#### Source document
# # # #
When a workflow is triggered by a webhook, you can send a custom HTTP response back to the caller. This enables synchronous communication patterns where the webhook caller waits for and receives a response from your workflow.

## Use cases

Webhook responses are useful when you need to:

- Return processed data to the webhook caller
- Acknowledge receipt of webhook data with custom status codes
- Implement synchronous API endpoints using OpenOps workflows
- Provide immediate feedback to external systems

## How it works

When a workflow is triggered by a webhook, OpenOps can send a response back to the caller before the workflow completes. The response includes:

- HTTP status code
- Response headers
- Response body (JSON or raw text)

By default, webhook triggers return a standard acknowledgment response. Use the **Send Webhook Response** action to customize this response.

## Sending a webhook response

To send a custom response to a webhook caller:

1. Add the **HTTP** block's **Send Webhook Response** action to your workflow
2. Configure the response properties:
- **Status**: HTTP status code (default: 200)
- **Headers**: Custom HTTP headers as a JSON object
- **Body Type**: Choose between JSON or Raw text
- **Response**: The response body content

### Example: JSON response

```json
{
"status": 200,
"headers": {
"Content-Type": "application/json"
},
"body": {
"success": true,
"message": "Data processed successfully",
"processedAt": "2026-01-29T10:00:00Z"
}
}
```

### Example: Raw text response

```text
Status: 200
Body Type: Raw
Response: "Operation completed successfully"
```

## Response timing

The webhook response is sent as soon as the **Send Webhook Response** action executes in your workflow. The workflow continues to run after sending the response, but the webhook caller receives the response immediately.
# # # #
[Document structure recognition data]
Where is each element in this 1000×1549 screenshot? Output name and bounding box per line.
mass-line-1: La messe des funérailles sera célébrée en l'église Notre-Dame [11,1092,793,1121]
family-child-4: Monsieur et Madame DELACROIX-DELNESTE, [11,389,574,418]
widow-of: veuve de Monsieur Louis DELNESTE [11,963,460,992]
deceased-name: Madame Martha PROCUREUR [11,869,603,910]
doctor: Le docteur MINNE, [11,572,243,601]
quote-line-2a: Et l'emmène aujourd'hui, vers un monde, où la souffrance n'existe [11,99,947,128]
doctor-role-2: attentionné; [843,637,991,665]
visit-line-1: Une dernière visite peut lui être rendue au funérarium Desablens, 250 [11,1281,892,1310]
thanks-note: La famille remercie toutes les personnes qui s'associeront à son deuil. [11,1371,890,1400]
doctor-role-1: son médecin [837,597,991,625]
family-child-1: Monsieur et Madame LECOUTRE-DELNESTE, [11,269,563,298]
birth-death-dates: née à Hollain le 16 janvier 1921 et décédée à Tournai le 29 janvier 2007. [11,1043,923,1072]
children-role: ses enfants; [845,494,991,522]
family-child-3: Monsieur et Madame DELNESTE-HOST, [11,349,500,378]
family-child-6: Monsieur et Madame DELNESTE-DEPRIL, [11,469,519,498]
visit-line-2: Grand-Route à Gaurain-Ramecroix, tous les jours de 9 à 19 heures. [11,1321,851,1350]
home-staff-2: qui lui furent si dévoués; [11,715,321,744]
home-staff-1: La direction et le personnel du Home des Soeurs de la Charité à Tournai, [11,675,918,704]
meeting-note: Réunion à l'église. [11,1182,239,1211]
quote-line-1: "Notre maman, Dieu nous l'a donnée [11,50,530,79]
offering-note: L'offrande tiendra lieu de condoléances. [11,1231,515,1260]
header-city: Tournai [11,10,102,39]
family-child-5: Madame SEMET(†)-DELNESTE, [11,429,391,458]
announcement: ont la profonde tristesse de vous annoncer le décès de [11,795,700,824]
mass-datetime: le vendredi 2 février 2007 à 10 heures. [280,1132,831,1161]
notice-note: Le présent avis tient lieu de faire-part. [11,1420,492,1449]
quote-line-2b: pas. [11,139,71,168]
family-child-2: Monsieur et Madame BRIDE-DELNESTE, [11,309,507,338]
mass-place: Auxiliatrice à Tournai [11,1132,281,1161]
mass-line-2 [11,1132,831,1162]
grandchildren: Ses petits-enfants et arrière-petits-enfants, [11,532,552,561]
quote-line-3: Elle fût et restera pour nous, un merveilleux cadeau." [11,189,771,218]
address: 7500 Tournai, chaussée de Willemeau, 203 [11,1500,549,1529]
# # # #
#### Exercise
In the text on webhook responses, what is the default HTTP status code for the Send Webhook Response action?

#### Problem solution
200